REQUIRED TASK >>
Gather every line in the records below that contains the word "centro".

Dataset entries
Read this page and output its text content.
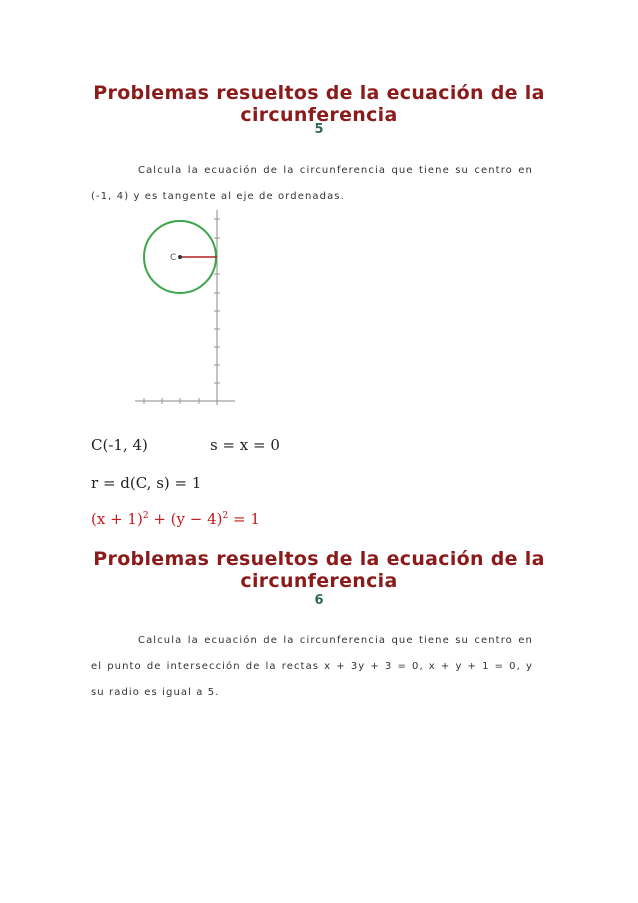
Problemas resueltos de la ecuación de la
circunferencia
5
Calcula la ecuación de la circunferencia que tiene su centro en (-1, 4) y es tangente al eje de ordenadas.
C
C(-1, 4)	s = x = 0
r = d(C, s) = 1
$(x + 1)^2 + (y - 4)^2 = 1$
Problemas resueltos de la ecuación de la
circunferencia
6
Calcula la ecuación de la circunferencia que tiene su centro en el punto de intersección de la rectas x + 3y + 3 = 0, x + y + 1 = 0, y su radio es igual a 5.
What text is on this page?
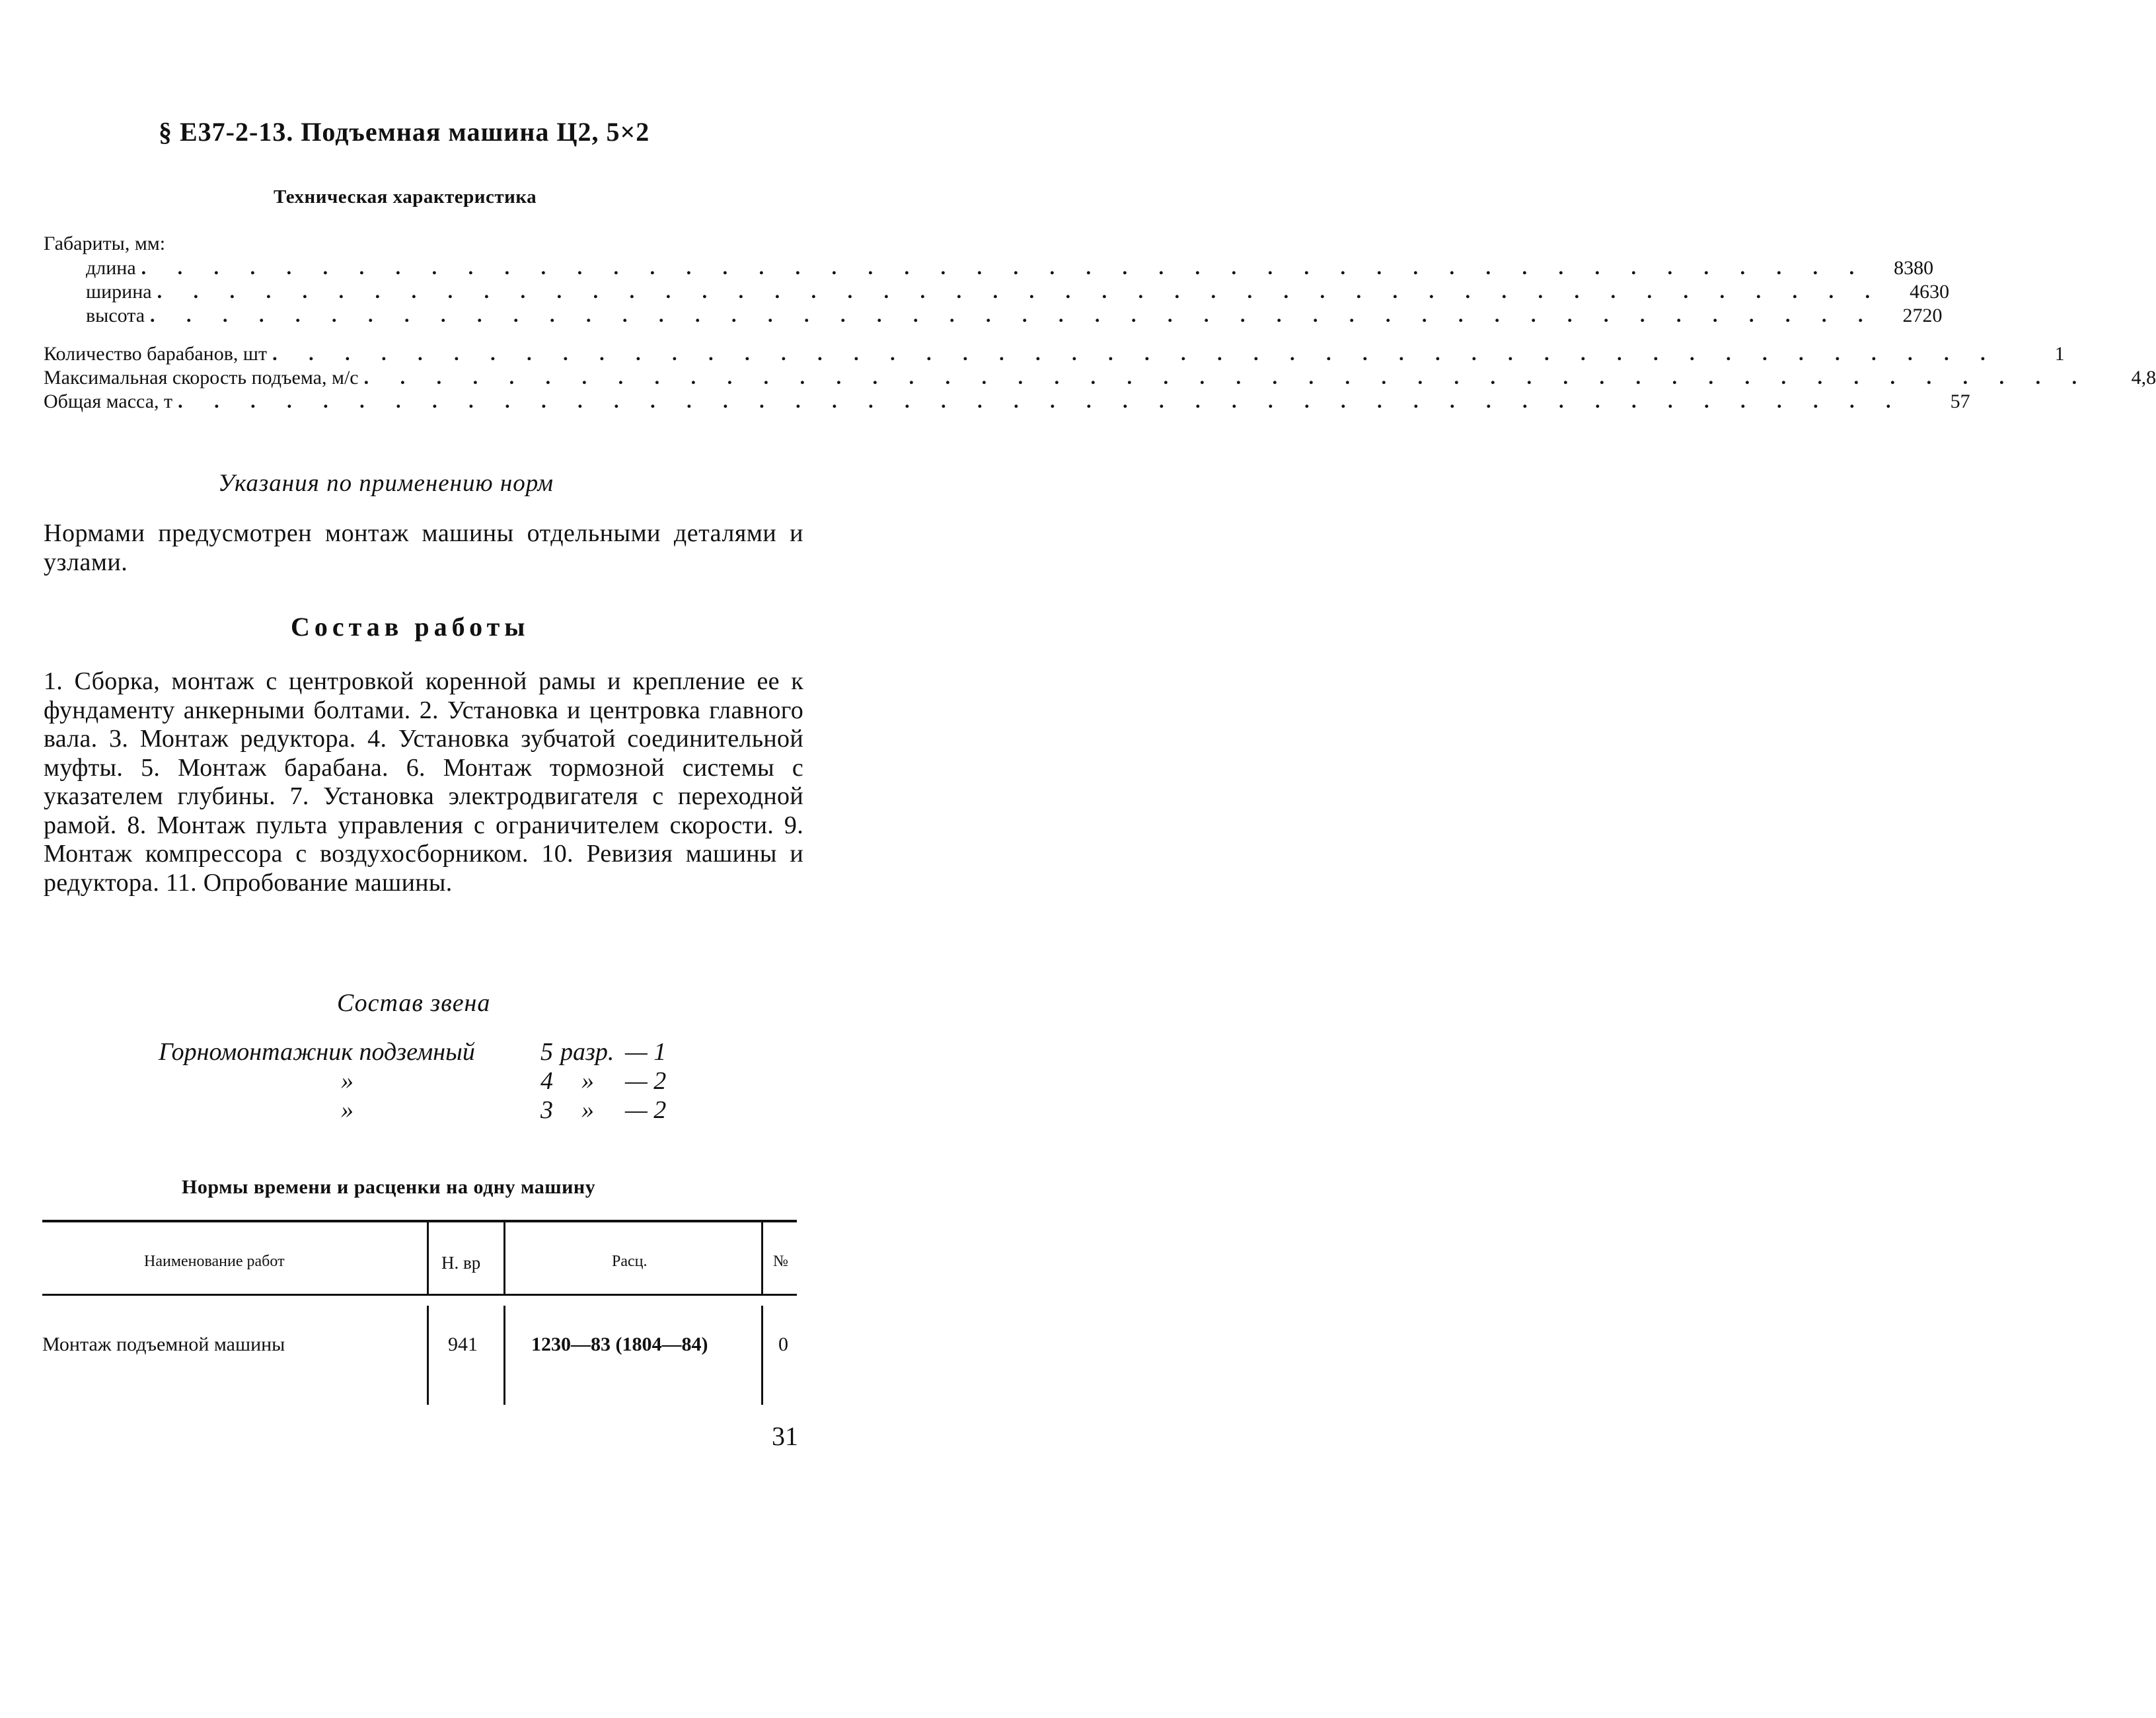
§ Е37-2-13. Подъемная машина Ц2, 5×2
Техническая характеристика
Габариты, мм:
длина . . . . . . . . . . . . . . . . . . . . . . . . . . . . . . . . . . . . . . . . . . . . . . . .	8380
ширина . . . . . . . . . . . . . . . . . . . . . . . . . . . . . . . . . . . . . . . . . . . . . . . .	4630
высота . . . . . . . . . . . . . . . . . . . . . . . . . . . . . . . . . . . . . . . . . . . . . . . .	2720
Количество барабанов, шт . . . . . . . . . . . . . . . . . . . . . . . . . . . . . . . . . . . . . . . . . . . . . . . .	1
Максимальная скорость подъема, м/с . . . . . . . . . . . . . . . . . . . . . . . . . . . . . . . . . . . . . . . . . . . . . . . .	4,8
Общая масса, т . . . . . . . . . . . . . . . . . . . . . . . . . . . . . . . . . . . . . . . . . . . . . . . .	57
Указания по применению норм
Нормами предусмотрен монтаж машины отдельными деталями и узлами.
Состав работы
1. Сборка, монтаж с центровкой коренной рамы и крепление ее к фундаменту анкерными болтами. 2. Установка и центровка главного вала. 3. Монтаж редуктора. 4. Установка зубчатой соединительной муфты. 5. Монтаж барабана. 6. Монтаж тормозной системы с указателем глубины. 7. Установка электродвигателя с переходной рамой. 8. Монтаж пульта управления с ограничителем скорости. 9. Монтаж компрессора с воздухосборником. 10. Ревизия машины и редуктора. 11. Опробование машины.
Состав звена
Горномонтажник подземный	5 разр. — 1
»	4 » — 2
»	3 » — 2
Нормы времени и расценки на одну машину
Наименование работ	Н. вр	Расц.	№
Монтаж подъемной машины	941	1230—83 (1804—84)	0
31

THE OUTPUT >>
Calcula la ecuación de la circunferencia que tiene su centro en (-1, 4) y es tangente al eje de ordenadas.
Calcula la ecuación de la circunferencia que tiene su centro en el punto de intersección de la rectas x + 3y + 3 = 0, x + y + 1 = 0, y su radio es igual a 5.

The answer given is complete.